▼

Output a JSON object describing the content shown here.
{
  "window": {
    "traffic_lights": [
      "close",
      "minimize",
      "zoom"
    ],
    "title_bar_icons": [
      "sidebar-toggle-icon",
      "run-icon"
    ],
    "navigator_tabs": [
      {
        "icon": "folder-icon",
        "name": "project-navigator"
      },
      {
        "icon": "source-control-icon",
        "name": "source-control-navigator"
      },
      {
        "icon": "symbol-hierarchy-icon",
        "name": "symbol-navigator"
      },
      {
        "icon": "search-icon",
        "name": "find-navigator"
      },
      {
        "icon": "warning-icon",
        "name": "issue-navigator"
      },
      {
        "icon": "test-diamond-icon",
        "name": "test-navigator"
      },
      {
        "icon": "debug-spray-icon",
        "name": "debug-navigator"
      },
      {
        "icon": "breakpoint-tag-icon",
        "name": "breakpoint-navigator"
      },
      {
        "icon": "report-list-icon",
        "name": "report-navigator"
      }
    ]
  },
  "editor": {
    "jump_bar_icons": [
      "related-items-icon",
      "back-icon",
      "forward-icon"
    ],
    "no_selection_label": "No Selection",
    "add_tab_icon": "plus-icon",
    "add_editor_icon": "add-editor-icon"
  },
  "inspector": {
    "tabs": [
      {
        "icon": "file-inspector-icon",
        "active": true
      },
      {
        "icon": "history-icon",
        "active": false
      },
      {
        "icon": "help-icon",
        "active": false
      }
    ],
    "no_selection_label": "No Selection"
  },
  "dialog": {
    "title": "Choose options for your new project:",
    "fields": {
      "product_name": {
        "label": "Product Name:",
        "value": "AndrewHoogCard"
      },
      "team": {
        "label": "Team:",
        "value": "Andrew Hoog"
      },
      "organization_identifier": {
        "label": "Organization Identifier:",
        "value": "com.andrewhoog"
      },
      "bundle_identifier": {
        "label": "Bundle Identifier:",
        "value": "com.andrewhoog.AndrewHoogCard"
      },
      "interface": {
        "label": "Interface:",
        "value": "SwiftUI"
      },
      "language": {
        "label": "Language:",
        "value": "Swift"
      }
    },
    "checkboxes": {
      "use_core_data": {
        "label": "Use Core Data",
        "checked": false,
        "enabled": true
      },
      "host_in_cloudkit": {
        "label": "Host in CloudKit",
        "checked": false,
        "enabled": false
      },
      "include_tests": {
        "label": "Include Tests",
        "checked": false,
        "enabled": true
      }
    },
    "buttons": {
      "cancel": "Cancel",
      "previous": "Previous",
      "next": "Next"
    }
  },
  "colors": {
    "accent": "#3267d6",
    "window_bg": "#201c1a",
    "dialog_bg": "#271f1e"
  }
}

▲

| Instructions to follow |
Extract all the material, leaving every line as it is.

| Exercise response |
Output a JSON object describing the content shown here.
{
  "window": {
    "traffic_lights": [
      "close",
      "minimize",
      "zoom"
    ],
    "title_bar_icons": [
      "sidebar-toggle-icon",
      "run-icon"
    ],
    "navigator_tabs": [
      {
        "icon": "folder-icon",
        "name": "project-navigator"
      },
      {
        "icon": "source-control-icon",
        "name": "source-control-navigator"
      },
      {
        "icon": "symbol-hierarchy-icon",
        "name": "symbol-navigator"
      },
      {
        "icon": "search-icon",
        "name": "find-navigator"
      },
      {
        "icon": "warning-icon",
        "name": "issue-navigator"
      },
      {
        "icon": "test-diamond-icon",
        "name": "test-navigator"
      },
      {
        "icon": "debug-spray-icon",
        "name": "debug-navigator"
      },
      {
        "icon": "breakpoint-tag-icon",
        "name": "breakpoint-navigator"
      },
      {
        "icon": "report-list-icon",
        "name": "report-navigator"
      }
    ]
  },
  "editor": {
    "jump_bar_icons": [
      "related-items-icon",
      "back-icon",
      "forward-icon"
    ],
    "no_selection_label": "No Selection",
    "add_tab_icon": "plus-icon",
    "add_editor_icon": "add-editor-icon"
  },
  "inspector": {
    "tabs": [
      {
        "icon": "file-inspector-icon",
        "active": true
      },
      {
        "icon": "history-icon",
        "active": false
      },
      {
        "icon": "help-icon",
        "active": false
      }
    ],
    "no_selection_label": "No Selection"
  },
  "dialog": {
    "title": "Choose options for your new project:",
    "fields": {
      "product_name": {
        "label": "Product Name:",
        "value": "AndrewHoogCard"
      },
      "team": {
        "label": "Team:",
        "value": "Andrew Hoog"
      },
      "organization_identifier": {
        "label": "Organization Identifier:",
        "value": "com.andrewhoog"
      },
      "bundle_identifier": {
        "label": "Bundle Identifier:",
        "value": "com.andrewhoog.AndrewHoogCard"
      },
      "interface": {
        "label": "Interface:",
        "value": "SwiftUI"
      },
      "language": {
        "label": "Language:",
        "value": "Swift"
      }
    },
    "checkboxes": {
      "use_core_data": {
        "label": "Use Core Data",
        "checked": false,
        "enabled": true
      },
      "host_in_cloudkit": {
        "label": "Host in CloudKit",
        "checked": false,
        "enabled": false
      },
      "include_tests": {
        "label": "Include Tests",
        "checked": false,
        "enabled": true
      }
    },
    "buttons": {
      "cancel": "Cancel",
      "previous": "Previous",
      "next": "Next"
    }
  },
  "colors": {
    "accent": "#3267d6",
    "window_bg": "#201c1a",
    "dialog_bg": "#271f1e"
  }
}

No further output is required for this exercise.